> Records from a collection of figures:
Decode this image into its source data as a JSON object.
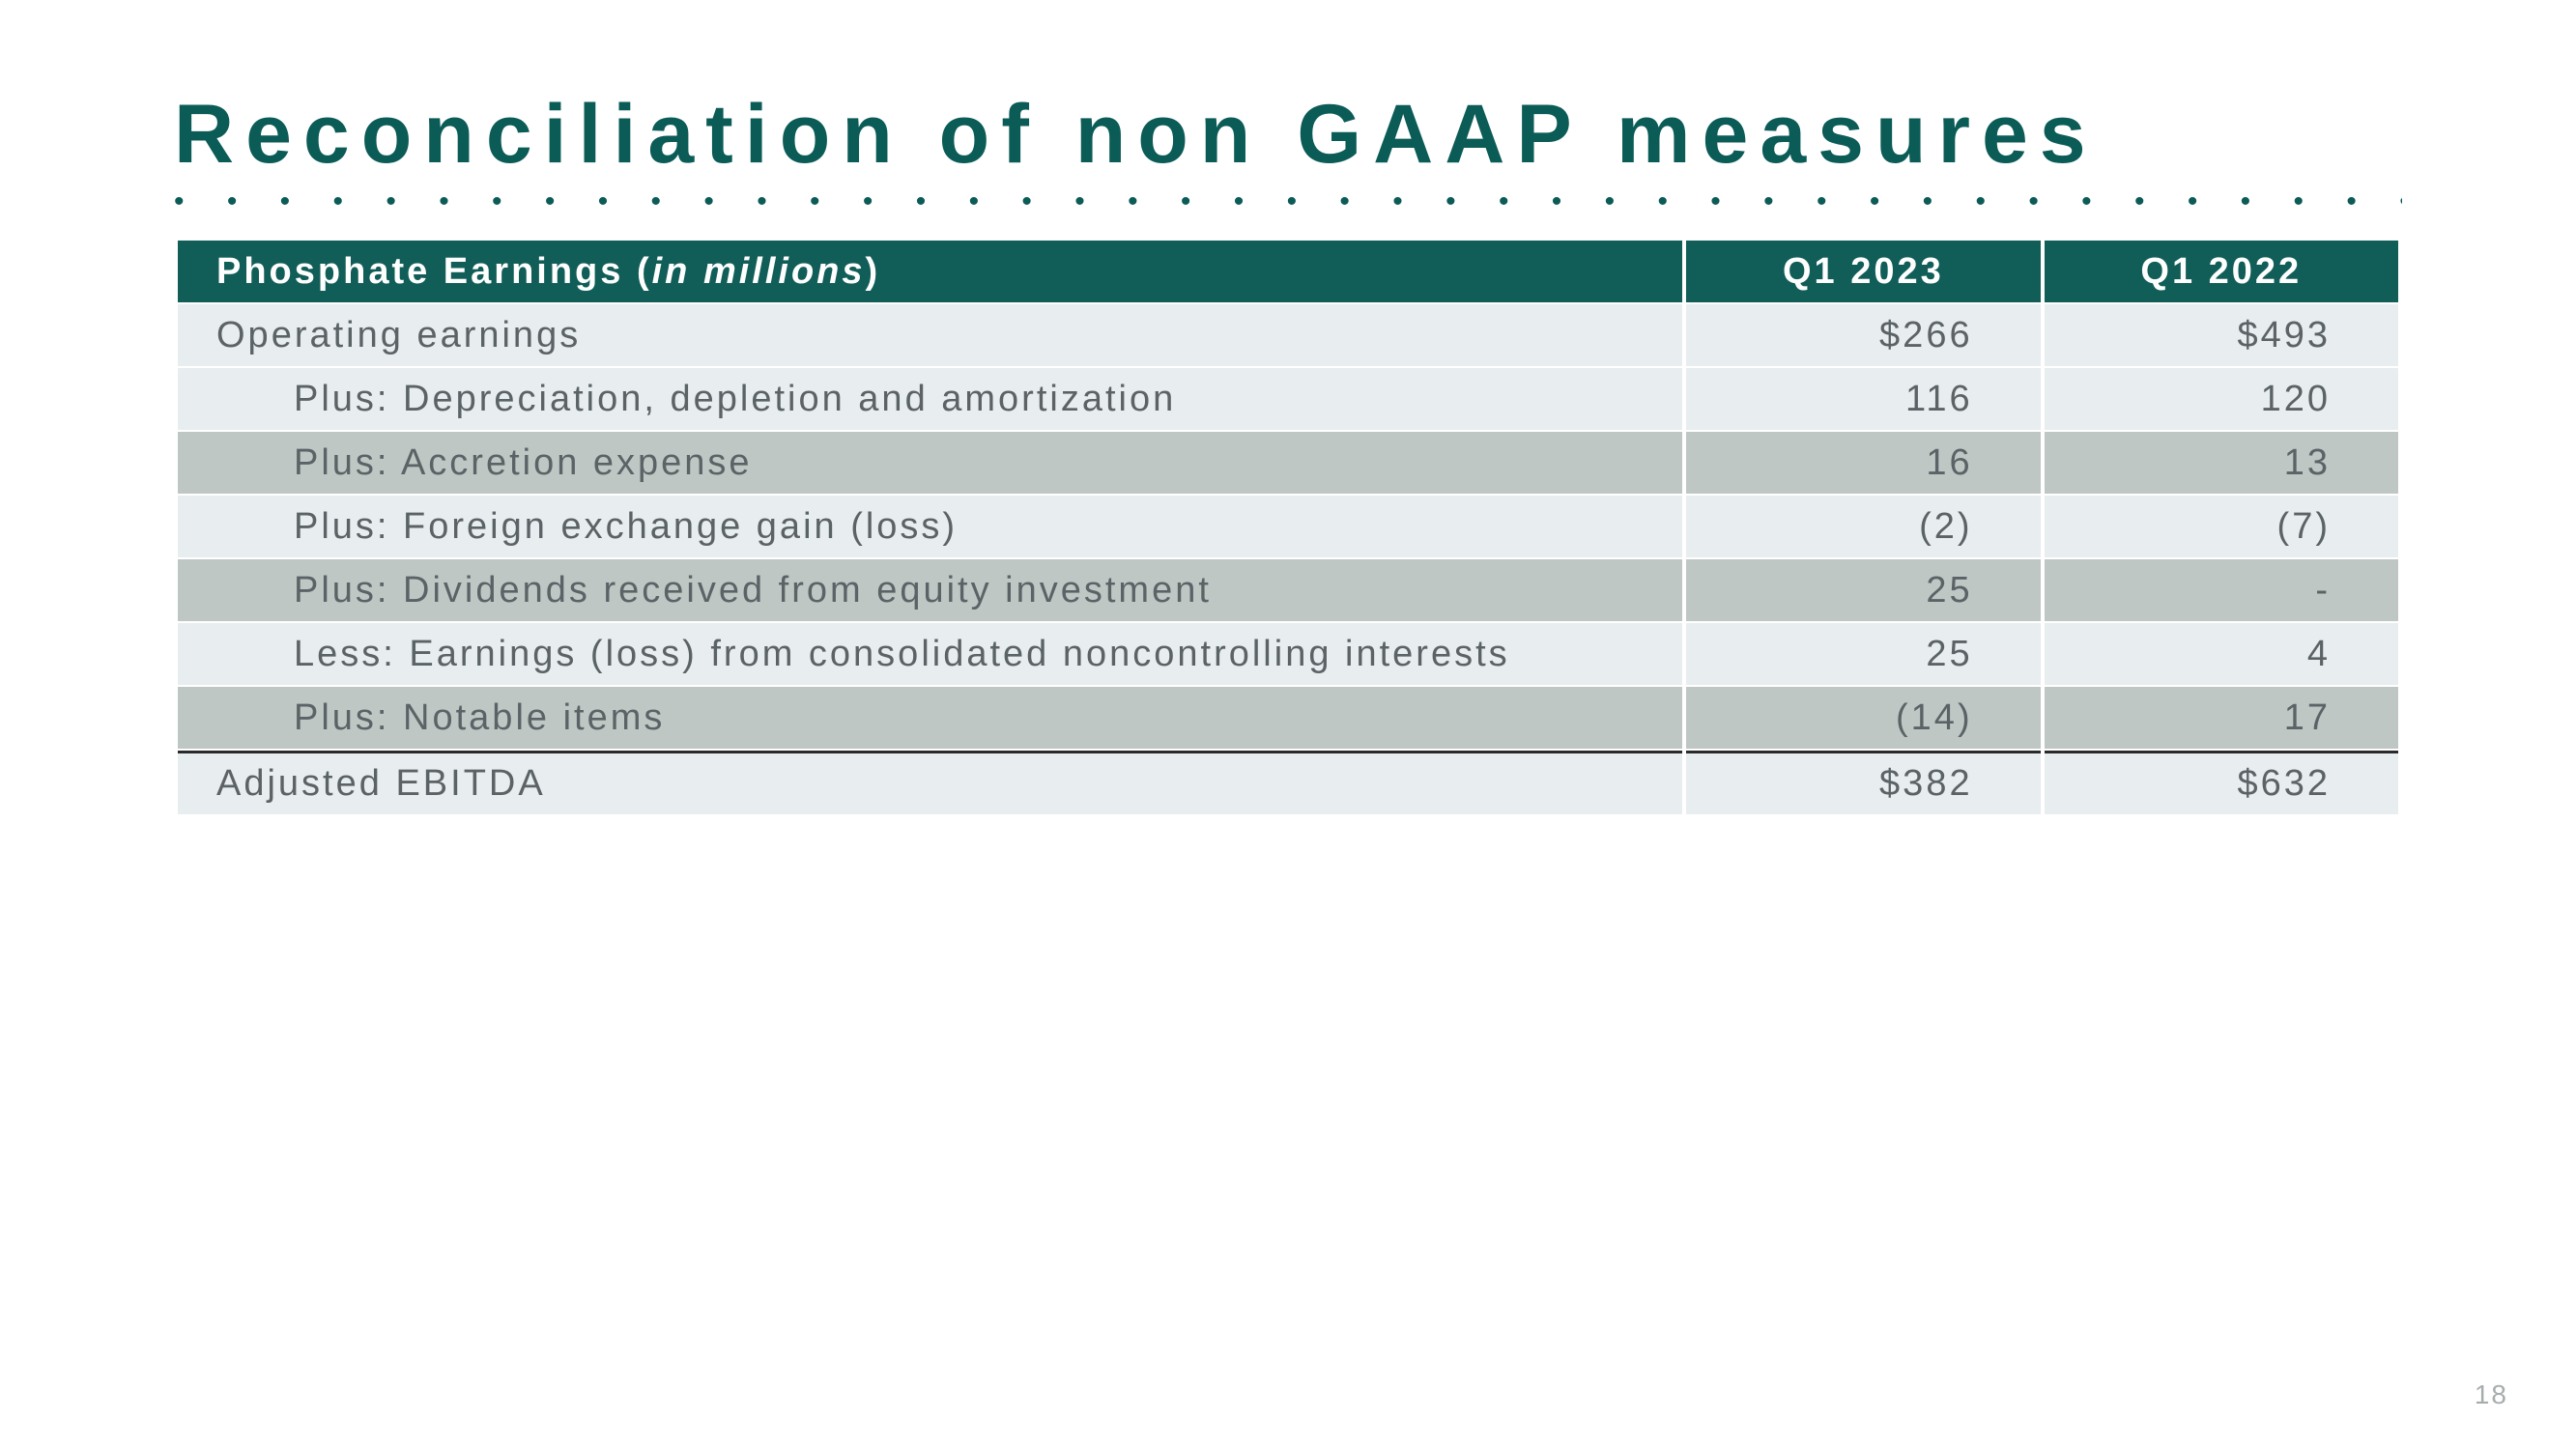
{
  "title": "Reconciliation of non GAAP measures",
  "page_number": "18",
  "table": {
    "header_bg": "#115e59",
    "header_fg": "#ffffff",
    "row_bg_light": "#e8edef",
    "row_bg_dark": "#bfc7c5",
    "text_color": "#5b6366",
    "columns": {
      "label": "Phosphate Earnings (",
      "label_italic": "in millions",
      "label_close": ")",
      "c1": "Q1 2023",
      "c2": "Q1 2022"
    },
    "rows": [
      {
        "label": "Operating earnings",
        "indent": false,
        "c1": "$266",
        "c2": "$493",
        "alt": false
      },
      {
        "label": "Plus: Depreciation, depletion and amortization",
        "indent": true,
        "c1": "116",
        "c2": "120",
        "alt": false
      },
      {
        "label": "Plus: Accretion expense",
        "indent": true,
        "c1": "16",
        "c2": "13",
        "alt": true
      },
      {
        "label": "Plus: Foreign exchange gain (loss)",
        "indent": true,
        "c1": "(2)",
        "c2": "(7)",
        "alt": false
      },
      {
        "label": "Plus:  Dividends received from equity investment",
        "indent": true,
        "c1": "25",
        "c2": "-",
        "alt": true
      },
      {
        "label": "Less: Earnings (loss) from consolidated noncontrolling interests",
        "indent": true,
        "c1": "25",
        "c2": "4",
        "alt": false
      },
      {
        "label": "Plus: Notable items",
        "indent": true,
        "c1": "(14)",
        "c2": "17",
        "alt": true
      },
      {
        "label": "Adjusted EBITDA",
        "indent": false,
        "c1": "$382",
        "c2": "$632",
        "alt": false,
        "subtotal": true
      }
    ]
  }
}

> What to work on:
Write out all the entries exactly, except for the pictures.

> Reply to the exercise:
Decode this image into its source data as a JSON object.
{
  "title": "Reconciliation of non GAAP measures",
  "page_number": "18",
  "table": {
    "header_bg": "#115e59",
    "header_fg": "#ffffff",
    "row_bg_light": "#e8edef",
    "row_bg_dark": "#bfc7c5",
    "text_color": "#5b6366",
    "columns": {
      "label": "Phosphate Earnings (",
      "label_italic": "in millions",
      "label_close": ")",
      "c1": "Q1 2023",
      "c2": "Q1 2022"
    },
    "rows": [
      {
        "label": "Operating earnings",
        "indent": false,
        "c1": "$266",
        "c2": "$493",
        "alt": false
      },
      {
        "label": "Plus: Depreciation, depletion and amortization",
        "indent": true,
        "c1": "116",
        "c2": "120",
        "alt": false
      },
      {
        "label": "Plus: Accretion expense",
        "indent": true,
        "c1": "16",
        "c2": "13",
        "alt": true
      },
      {
        "label": "Plus: Foreign exchange gain (loss)",
        "indent": true,
        "c1": "(2)",
        "c2": "(7)",
        "alt": false
      },
      {
        "label": "Plus:  Dividends received from equity investment",
        "indent": true,
        "c1": "25",
        "c2": "-",
        "alt": true
      },
      {
        "label": "Less: Earnings (loss) from consolidated noncontrolling interests",
        "indent": true,
        "c1": "25",
        "c2": "4",
        "alt": false
      },
      {
        "label": "Plus: Notable items",
        "indent": true,
        "c1": "(14)",
        "c2": "17",
        "alt": true
      },
      {
        "label": "Adjusted EBITDA",
        "indent": false,
        "c1": "$382",
        "c2": "$632",
        "alt": false,
        "subtotal": true
      }
    ]
  }
}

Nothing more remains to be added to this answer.